Supplied passage |
···

You are viewing a plain text version of this content. The canonical link for it is here.
Posted to commits@devlake.apache.org by GitBox <gi...@apache.org> on 2022/06/08 09:08:34 UTC

[GitHub] [incubator-devlake] lukasgomez opened a new issue, #2121: [Bug] [Database] author_id column in commits table of database contains an email instead of an id

lukasgomez opened a new issue, #2121:
URL: https://github.com/apache/incubator-devlake/issues/2121

   ### Search before asking
   
   - [X] I had searched in the [issues](https://github.com/apache/incubator-devlake/issues?q=is%3Aissue) and found no similar issues.
   
   
   ### What happened
   
   Exploring the structure of the database and the content of the tables once we scanned few repositories, we realized that the values of the column `author_id` in the table commits, contains the same value of column `author_email`. We compared this with another table and in pull_requests table there is a column also called `author_id`, but its content is the unique GitHub id of the user that created the pull request. 
   
   
   
   ### What you expected to happen
   
   We expected  that the content of `author_id` in Commits had the same value as `author_id` in pull_requests (ex: github:GithubUser:11111111). The design of the table commits contains two columns with the same values which means had duplicated values in the table, and it is not an ideal design. Have this unique identifier in the table commits will help to create dashboards in Grafana to obtain more exactly metrics.
   
   Without an unique author_id on commits table, it's not possible obtain all the commits of an individual as now each combination of email + display name makes a different commiter.

···

Supplied information |
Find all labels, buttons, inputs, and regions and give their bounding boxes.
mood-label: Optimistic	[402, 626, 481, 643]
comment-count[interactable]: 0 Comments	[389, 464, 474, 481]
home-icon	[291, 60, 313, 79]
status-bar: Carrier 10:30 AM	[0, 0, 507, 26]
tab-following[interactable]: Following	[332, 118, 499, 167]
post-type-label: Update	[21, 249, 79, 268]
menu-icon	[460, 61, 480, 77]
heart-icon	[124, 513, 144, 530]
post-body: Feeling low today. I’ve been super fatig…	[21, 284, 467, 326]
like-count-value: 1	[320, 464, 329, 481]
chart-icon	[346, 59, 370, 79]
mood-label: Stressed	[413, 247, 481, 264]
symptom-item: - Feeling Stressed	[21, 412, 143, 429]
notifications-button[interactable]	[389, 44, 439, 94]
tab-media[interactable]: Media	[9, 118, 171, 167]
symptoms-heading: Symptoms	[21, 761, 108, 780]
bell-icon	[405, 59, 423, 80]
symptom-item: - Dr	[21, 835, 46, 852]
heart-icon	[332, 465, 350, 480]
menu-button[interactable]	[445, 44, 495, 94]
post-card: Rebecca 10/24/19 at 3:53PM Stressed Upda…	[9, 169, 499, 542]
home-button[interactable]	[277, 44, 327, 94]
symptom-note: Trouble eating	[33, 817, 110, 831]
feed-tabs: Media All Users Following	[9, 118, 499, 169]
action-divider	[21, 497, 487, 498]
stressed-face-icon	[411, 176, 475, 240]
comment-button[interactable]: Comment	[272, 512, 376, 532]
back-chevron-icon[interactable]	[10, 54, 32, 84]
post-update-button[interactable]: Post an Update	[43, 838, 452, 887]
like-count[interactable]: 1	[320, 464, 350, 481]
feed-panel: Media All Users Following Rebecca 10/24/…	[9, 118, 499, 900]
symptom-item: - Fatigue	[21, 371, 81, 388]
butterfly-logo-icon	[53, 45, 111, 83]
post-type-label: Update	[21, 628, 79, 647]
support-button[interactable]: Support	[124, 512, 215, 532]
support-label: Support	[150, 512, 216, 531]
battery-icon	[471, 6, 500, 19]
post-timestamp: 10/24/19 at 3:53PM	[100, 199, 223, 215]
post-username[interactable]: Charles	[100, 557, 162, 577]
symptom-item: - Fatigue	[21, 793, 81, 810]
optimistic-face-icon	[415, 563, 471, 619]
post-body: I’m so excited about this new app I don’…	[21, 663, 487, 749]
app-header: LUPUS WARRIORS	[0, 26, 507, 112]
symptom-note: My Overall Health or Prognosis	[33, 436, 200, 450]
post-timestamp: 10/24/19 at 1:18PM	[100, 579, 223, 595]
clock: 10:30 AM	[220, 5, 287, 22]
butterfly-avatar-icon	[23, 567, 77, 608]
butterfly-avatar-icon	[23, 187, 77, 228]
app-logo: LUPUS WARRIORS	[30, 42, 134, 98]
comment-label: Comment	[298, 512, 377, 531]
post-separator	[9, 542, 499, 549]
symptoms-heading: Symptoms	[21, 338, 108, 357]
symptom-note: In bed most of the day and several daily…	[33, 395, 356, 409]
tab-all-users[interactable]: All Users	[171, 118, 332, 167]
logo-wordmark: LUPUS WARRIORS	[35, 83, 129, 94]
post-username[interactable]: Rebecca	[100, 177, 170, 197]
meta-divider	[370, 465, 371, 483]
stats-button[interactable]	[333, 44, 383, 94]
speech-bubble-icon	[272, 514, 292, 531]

···

Things to do |
1. In the bug report, what value does the `author_id` column of the commits table contain?
2. Render the records, from their first line through the line containing "817, 110, 831]", as a Markdown table with the columns "Row" and "Line", leaving out any blank lines.

Solution set |
1. It contains the same value as the `author_email` column.

2.
| Row | Line |
|---|---|
| 1 | Find all labels, buttons, inputs, and regions and give their bounding boxes. |
| 2 | mood-label: Optimistic	[402, 626, 481, 643] |
| 3 | comment-count[interactable]: 0 Comments	[389, 464, 474, 481] |
| 4 | home-icon	[291, 60, 313, 79] |
| 5 | status-bar: Carrier 10:30 AM	[0, 0, 507, 26] |
| 6 | tab-following[interactable]: Following	[332, 118, 499, 167] |
| 7 | post-type-label: Update	[21, 249, 79, 268] |
| 8 | menu-icon	[460, 61, 480, 77] |
| 9 | heart-icon	[124, 513, 144, 530] |
| 10 | post-body: Feeling low today. I’ve been super fatig…	[21, 284, 467, 326] |
| 11 | like-count-value: 1	[320, 464, 329, 481] |
| 12 | chart-icon	[346, 59, 370, 79] |
| 13 | mood-label: Stressed	[413, 247, 481, 264] |
| 14 | symptom-item: - Feeling Stressed	[21, 412, 143, 429] |
| 15 | notifications-button[interactable]	[389, 44, 439, 94] |
| 16 | tab-media[interactable]: Media	[9, 118, 171, 167] |
| 17 | symptoms-heading: Symptoms	[21, 761, 108, 780] |
| 18 | bell-icon	[405, 59, 423, 80] |
| 19 | symptom-item: - Dr	[21, 835, 46, 852] |
| 20 | heart-icon	[332, 465, 350, 480] |
| 21 | menu-button[interactable]	[445, 44, 495, 94] |
| 22 | post-card: Rebecca 10/24/19 at 3:53PM Stressed Upda…	[9, 169, 499, 542] |
| 23 | home-button[interactable]	[277, 44, 327, 94] |
| 24 | symptom-note: Trouble eating	[33, 817, 110, 831] |